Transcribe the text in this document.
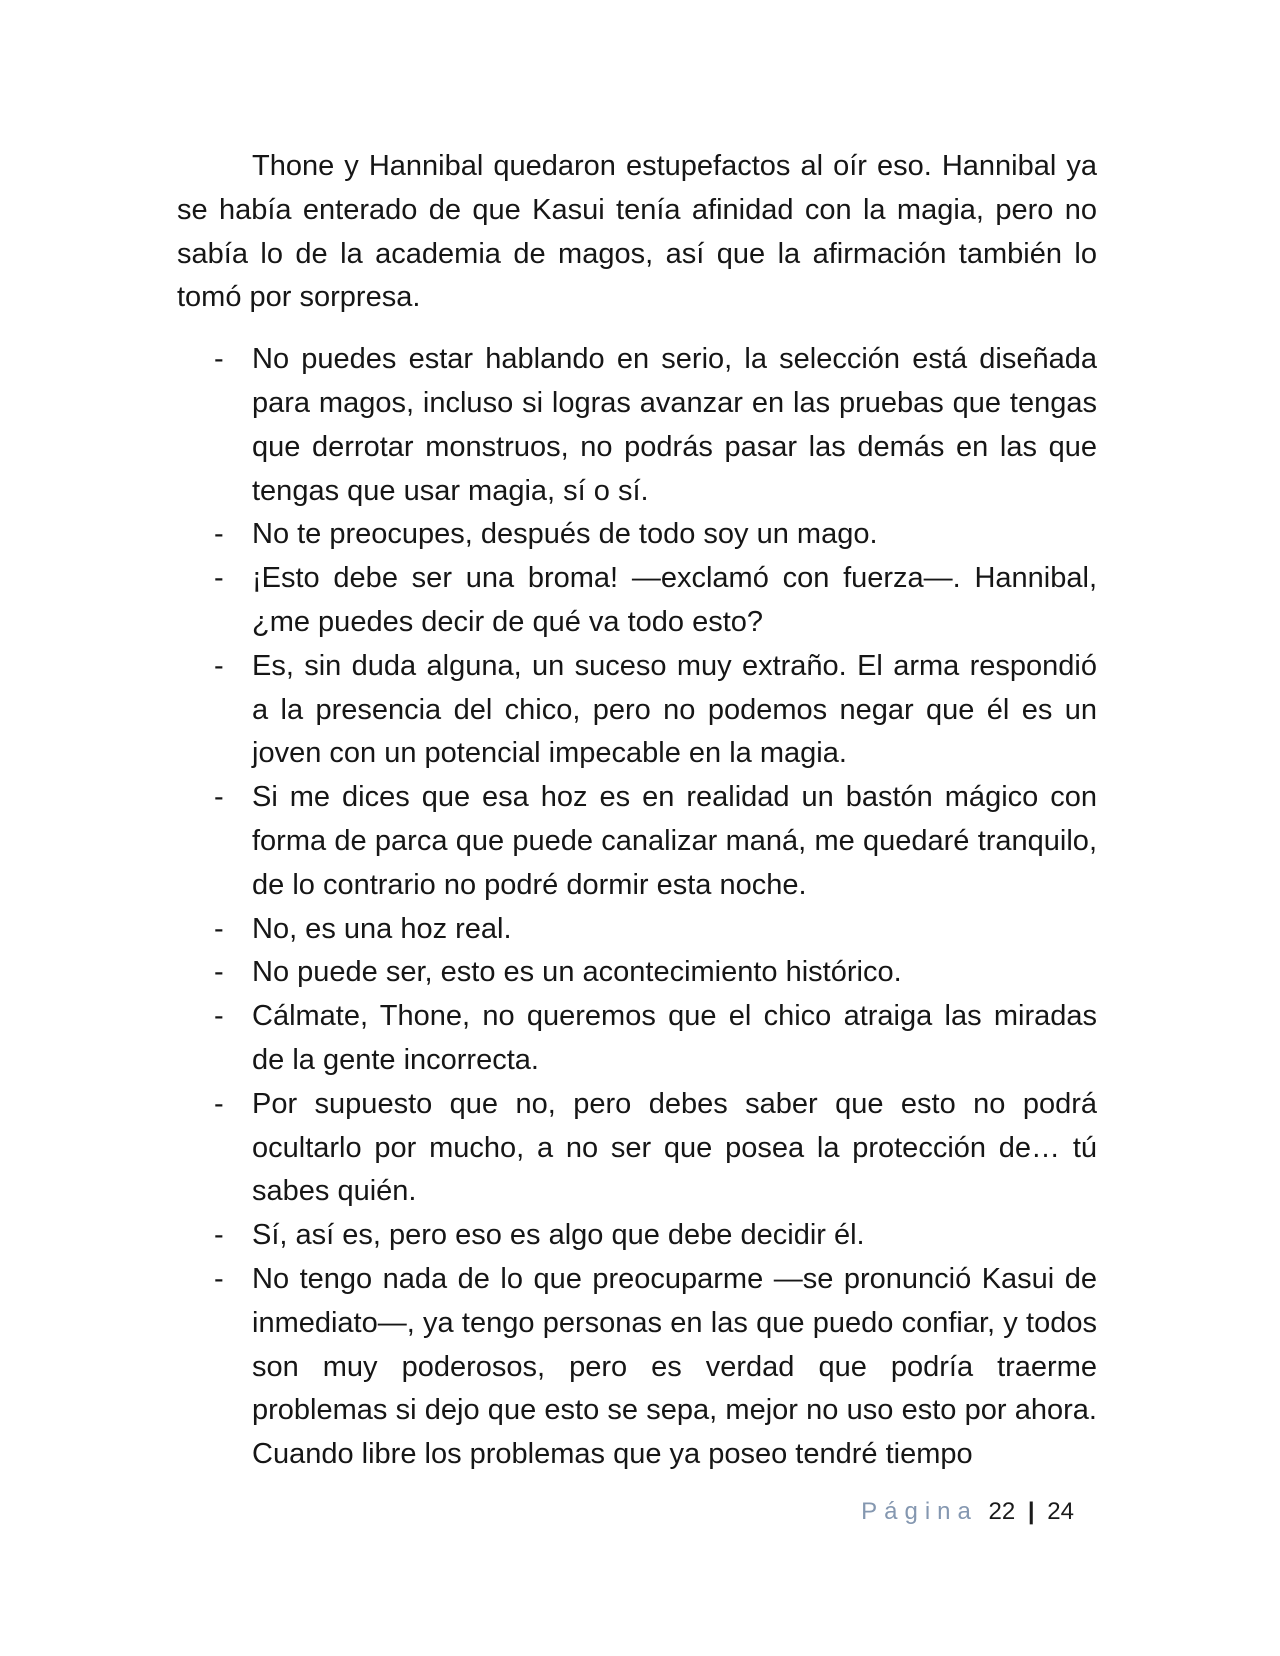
Thone y Hannibal quedaron estupefactos al oír eso. Hannibal ya se había enterado de que Kasui tenía afinidad con la magia, pero no sabía lo de la academia de magos, así que la afirmación también lo tomó por sorpresa.

- No puedes estar hablando en serio, la selección está diseñada para magos, incluso si logras avanzar en las pruebas que tengas que derrotar monstruos, no podrás pasar las demás en las que tengas que usar magia, sí o sí.
- No te preocupes, después de todo soy un mago.
- ¡Esto debe ser una broma! —exclamó con fuerza—. Hannibal, ¿me puedes decir de qué va todo esto?
- Es, sin duda alguna, un suceso muy extraño. El arma respondió a la presencia del chico, pero no podemos negar que él es un joven con un potencial impecable en la magia.
- Si me dices que esa hoz es en realidad un bastón mágico con forma de parca que puede canalizar maná, me quedaré tranquilo, de lo contrario no podré dormir esta noche.
- No, es una hoz real.
- No puede ser, esto es un acontecimiento histórico.
- Cálmate, Thone, no queremos que el chico atraiga las miradas de la gente incorrecta.
- Por supuesto que no, pero debes saber que esto no podrá ocultarlo por mucho, a no ser que posea la protección de… tú sabes quién.
- Sí, así es, pero eso es algo que debe decidir él.
- No tengo nada de lo que preocuparme —se pronunció Kasui de inmediato—, ya tengo personas en las que puedo confiar, y todos son muy poderosos, pero es verdad que podría traerme problemas si dejo que esto se sepa, mejor no uso esto por ahora. Cuando libre los problemas que ya poseo tendré tiempo
Página 22 | 24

--*--

__WRITTEN REQUEST__: Return a copy of every line that includes the word "Thone".

__FINISHED TASK__:
Thone y Hannibal quedaron estupefactos al oír eso. Hannibal ya se había enterado de que Kasui tenía afinidad con la magia, pero no sabía lo de la academia de magos, así que la afirmación también lo tomó por sorpresa.
- Cálmate, Thone, no queremos que el chico atraiga las miradas de la gente incorrecta.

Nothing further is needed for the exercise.